__WRITTEN TASK__:
Output each entry that follows exactly. Images stay out.

__DATA FOR THIS TASK__:
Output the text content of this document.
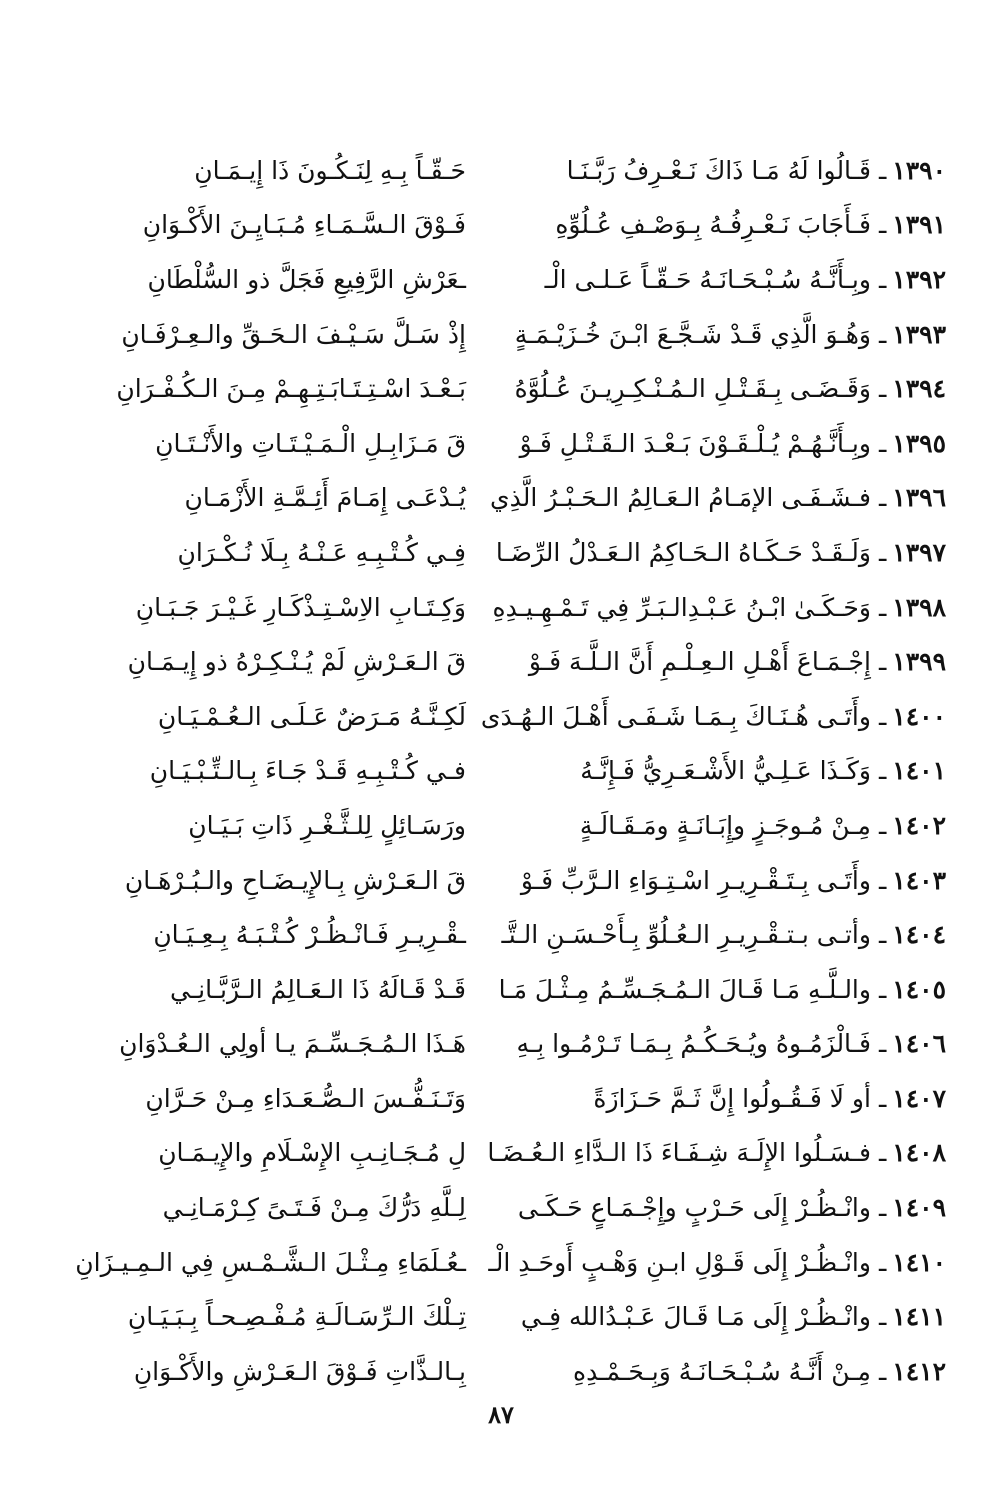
١٣٩٠
ـ
قَـالُوا لَهُ مَـا ذَاكَ نَـعْـرِفُ رَبَّـنَـا
حَـقّـاً بِـهِ لِنَـكُـونَ ذَا إِيـمَـانِ
١٣٩١
ـ
فَـأَجَابَ نَـعْـرِفُـهُ بِـوَصْـفِ عُـلُوِّهِ
فَـوْقَ الـسَّـمَـاءِ مُـبَـايِـنَ الأَكْـوَانِ
١٣٩٢
ـ
وبِـأَنَّـهُ سُـبْـحَـانَـهُ حَـقّـاً عَـلـى الْـ
ـعَرْشِ الرَّفِيعِ فَجَلَّ ذو السُّلْطَانِ
١٣٩٣
ـ
وَهُـوَ الَّذِي قَـدْ شَـجَّـعَ ابْـنَ خُـزَيْـمَـةٍ
إِذْ سَـلَّ سَـيْـفَ الـحَـقِّ والـعِـرْفَـانِ
١٣٩٤
ـ
وَقَـضَـى بِـقَـتْـلِ الـمُـنْـكِـرِيـنَ عُـلُوَّهُ
بَـعْـدَ اسْـتِـتَـابَـتِـهِـمْ مِـنَ الـكُـفْـرَانِ
١٣٩٥
ـ
وبِـأَنَّـهُـمْ يُـلْـقَـوْنَ بَـعْـدَ الـقَـتْـلِ فَـوْ
قَ مَـزَابِـلِ الْـمَـيْـتَـاتِ والأَنْـتَـانِ
١٣٩٦
ـ
فـشَـفَـى الإمَـامُ الـعَـالِمُ الـحَـبْـرُ الَّذِي
يُـدْعَـى إِمَـامَ أَئِـمَّـةِ الأَزْمَـانِ
١٣٩٧
ـ
وَلَـقَـدْ حَـكَـاهُ الـحَـاكِمُ الـعَـدْلُ الرِّضَـا
فِـي كُـتْـبِـهِ عَـنْـهُ بِـلَا نُـكْـرَانِ
١٣٩٨
ـ
وَحَـكَـىٰ ابْـنُ عَـبْـدِالـبَـرِّ فِي تَـمْـهِـيـدِهِ
وَكِـتَـابِ الاِسْـتِـذْكَـارِ غَـيْـرَ جَـبَـانِ
١٣٩٩
ـ
إِجْـمَـاعَ أَهْـلِ الـعِـلْـمِ أَنَّ الـلَّـهَ فَـوْ
قَ الـعَـرْشِ لَمْ يُـنْـكِـرْهُ ذو إِيـمَـانِ
١٤٠٠
ـ
وأَتَـى هُـنَـاكَ بِـمَـا شَـفَـى أَهْـلَ الـهُـدَى
لَكِـنَّـهُ مَـرَضٌ عَـلَـى الـعُـمْـيَـانِ
١٤٠١
ـ
وَكَـذَا عَـلِـيُّ الأَشْـعَـرِيُّ فَـإِنَّـهُ
فـي كُـتْـبِـهِ قَـدْ جَـاءَ بِـالـتِّـبْـيَـانِ
١٤٠٢
ـ
مِـنْ مُـوجَـزٍ وإِبَـانَـةٍ ومَـقَـالَـةٍ
ورَسَـائِلٍ لِلـثَّـغْـرِ ذَاتِ بَـيَـانِ
١٤٠٣
ـ
وأَتَـى بِـتَـقْـرِيـرِ اسْـتِـوَاءِ الـرَّبِّ فَـوْ
قَ الـعَـرْشِ بِـالإِيـضَـاحِ والـبُـرْهَـانِ
١٤٠٤
ـ
وأتـى بـتـقْـرِيـرِ الـعُـلُوِّ بِـأَحْـسَـنِ الـتَّـ
ـقْـرِيـرِ فَـانْـظُـرْ كُـتْـبَـهُ بِـعِـيَـانِ
١٤٠٥
ـ
والـلَّـهِ مَـا قَـالَ الـمُـجَـسِّـمُ مِـثْـلَ مَـا
قَـدْ قَـالَهُ ذَا الـعَـالِمُ الـرَّبَّـانِـي
١٤٠٦
ـ
فَـالْزَمُـوهُ ويُـحَـكُـمُ بِـمَـا تَـرْمُـوا بِـهِ
هَـذَا الـمُـجَـسِّـمَ يـا أولِي الـعُـدْوَانِ
١٤٠٧
ـ
أو لَا فَـقُـولُوا إِنَّ ثَـمَّ حَـزَازَةً
وَتَـنَـفُّـسَ الـصُّـعَـدَاءِ مِـنْ حَـرَّانِ
١٤٠٨
ـ
فـسَـلُوا الإِلَـهَ شِـفَـاءَ ذَا الـدَّاءِ الـعُـضَـا
لِ مُـجَـانِـبِ الإِسْـلَامِ والإِيـمَـانِ
١٤٠٩
ـ
وانْـظُـرْ إِلَى حَـرْبٍ وإِجْـمَـاعٍ حَـكَـى
لِـلَّهِ دَرُّكَ مِـنْ فَـتَـىً كِـرْمَـانِـي
١٤١٠
ـ
وانْـظُـرْ إِلَى قَـوْلِ ابـنِ وَهْـبٍ أَوحَـدِ الْـ
ـعُـلَمَاءِ مِـثْـلَ الـشَّـمْـسِ فِي الـمِـيـزَانِ
١٤١١
ـ
وانْـظُـرْ إِلَى مَـا قَـالَ عَـبْـدُالله فِـي
تِـلْكَ الـرِّسَـالَـةِ مُـفْـصِـحـاً بِـبَـيَـانِ
١٤١٢
ـ
مِـنْ أَنَّـهُ سُـبْـحَـانَـهُ وَبِـحَـمْـدِهِ
بِـالـذَّاتِ فَـوْقَ الـعَـرْشِ والأَكْـوَانِ
٨٧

__EXPECTED ANSWER__:
Output the text content of this document.
١٣٩٠
ـ
قَـالُوا لَهُ مَـا ذَاكَ نَـعْـرِفُ رَبَّـنَـا
حَـقّـاً بِـهِ لِنَـكُـونَ ذَا إِيـمَـانِ
١٣٩١
ـ
فَـأَجَابَ نَـعْـرِفُـهُ بِـوَصْـفِ عُـلُوِّهِ
فَـوْقَ الـسَّـمَـاءِ مُـبَـايِـنَ الأَكْـوَانِ
١٣٩٢
ـ
وبِـأَنَّـهُ سُـبْـحَـانَـهُ حَـقّـاً عَـلـى الْـ
ـعَرْشِ الرَّفِيعِ فَجَلَّ ذو السُّلْطَانِ
١٣٩٣
ـ
وَهُـوَ الَّذِي قَـدْ شَـجَّـعَ ابْـنَ خُـزَيْـمَـةٍ
إِذْ سَـلَّ سَـيْـفَ الـحَـقِّ والـعِـرْفَـانِ
١٣٩٤
ـ
وَقَـضَـى بِـقَـتْـلِ الـمُـنْـكِـرِيـنَ عُـلُوَّهُ
بَـعْـدَ اسْـتِـتَـابَـتِـهِـمْ مِـنَ الـكُـفْـرَانِ
١٣٩٥
ـ
وبِـأَنَّـهُـمْ يُـلْـقَـوْنَ بَـعْـدَ الـقَـتْـلِ فَـوْ
قَ مَـزَابِـلِ الْـمَـيْـتَـاتِ والأَنْـتَـانِ
١٣٩٦
ـ
فـشَـفَـى الإمَـامُ الـعَـالِمُ الـحَـبْـرُ الَّذِي
يُـدْعَـى إِمَـامَ أَئِـمَّـةِ الأَزْمَـانِ
١٣٩٧
ـ
وَلَـقَـدْ حَـكَـاهُ الـحَـاكِمُ الـعَـدْلُ الرِّضَـا
فِـي كُـتْـبِـهِ عَـنْـهُ بِـلَا نُـكْـرَانِ
١٣٩٨
ـ
وَحَـكَـىٰ ابْـنُ عَـبْـدِالـبَـرِّ فِي تَـمْـهِـيـدِهِ
وَكِـتَـابِ الاِسْـتِـذْكَـارِ غَـيْـرَ جَـبَـانِ
١٣٩٩
ـ
إِجْـمَـاعَ أَهْـلِ الـعِـلْـمِ أَنَّ الـلَّـهَ فَـوْ
قَ الـعَـرْشِ لَمْ يُـنْـكِـرْهُ ذو إِيـمَـانِ
١٤٠٠
ـ
وأَتَـى هُـنَـاكَ بِـمَـا شَـفَـى أَهْـلَ الـهُـدَى
لَكِـنَّـهُ مَـرَضٌ عَـلَـى الـعُـمْـيَـانِ
١٤٠١
ـ
وَكَـذَا عَـلِـيُّ الأَشْـعَـرِيُّ فَـإِنَّـهُ
فـي كُـتْـبِـهِ قَـدْ جَـاءَ بِـالـتِّـبْـيَـانِ
١٤٠٢
ـ
مِـنْ مُـوجَـزٍ وإِبَـانَـةٍ ومَـقَـالَـةٍ
ورَسَـائِلٍ لِلـثَّـغْـرِ ذَاتِ بَـيَـانِ
١٤٠٣
ـ
وأَتَـى بِـتَـقْـرِيـرِ اسْـتِـوَاءِ الـرَّبِّ فَـوْ
قَ الـعَـرْشِ بِـالإِيـضَـاحِ والـبُـرْهَـانِ
١٤٠٤
ـ
وأتـى بـتـقْـرِيـرِ الـعُـلُوِّ بِـأَحْـسَـنِ الـتَّـ
ـقْـرِيـرِ فَـانْـظُـرْ كُـتْـبَـهُ بِـعِـيَـانِ
١٤٠٥
ـ
والـلَّـهِ مَـا قَـالَ الـمُـجَـسِّـمُ مِـثْـلَ مَـا
قَـدْ قَـالَهُ ذَا الـعَـالِمُ الـرَّبَّـانِـي
١٤٠٦
ـ
فَـالْزَمُـوهُ ويُـحَـكُـمُ بِـمَـا تَـرْمُـوا بِـهِ
هَـذَا الـمُـجَـسِّـمَ يـا أولِي الـعُـدْوَانِ
١٤٠٧
ـ
أو لَا فَـقُـولُوا إِنَّ ثَـمَّ حَـزَازَةً
وَتَـنَـفُّـسَ الـصُّـعَـدَاءِ مِـنْ حَـرَّانِ
١٤٠٨
ـ
فـسَـلُوا الإِلَـهَ شِـفَـاءَ ذَا الـدَّاءِ الـعُـضَـا
لِ مُـجَـانِـبِ الإِسْـلَامِ والإِيـمَـانِ
١٤٠٩
ـ
وانْـظُـرْ إِلَى حَـرْبٍ وإِجْـمَـاعٍ حَـكَـى
لِـلَّهِ دَرُّكَ مِـنْ فَـتَـىً كِـرْمَـانِـي
١٤١٠
ـ
وانْـظُـرْ إِلَى قَـوْلِ ابـنِ وَهْـبٍ أَوحَـدِ الْـ
ـعُـلَمَاءِ مِـثْـلَ الـشَّـمْـسِ فِي الـمِـيـزَانِ
١٤١١
ـ
وانْـظُـرْ إِلَى مَـا قَـالَ عَـبْـدُالله فِـي
تِـلْكَ الـرِّسَـالَـةِ مُـفْـصِـحـاً بِـبَـيَـانِ
١٤١٢
ـ
مِـنْ أَنَّـهُ سُـبْـحَـانَـهُ وَبِـحَـمْـدِهِ
بِـالـذَّاتِ فَـوْقَ الـعَـرْشِ والأَكْـوَانِ
٨٧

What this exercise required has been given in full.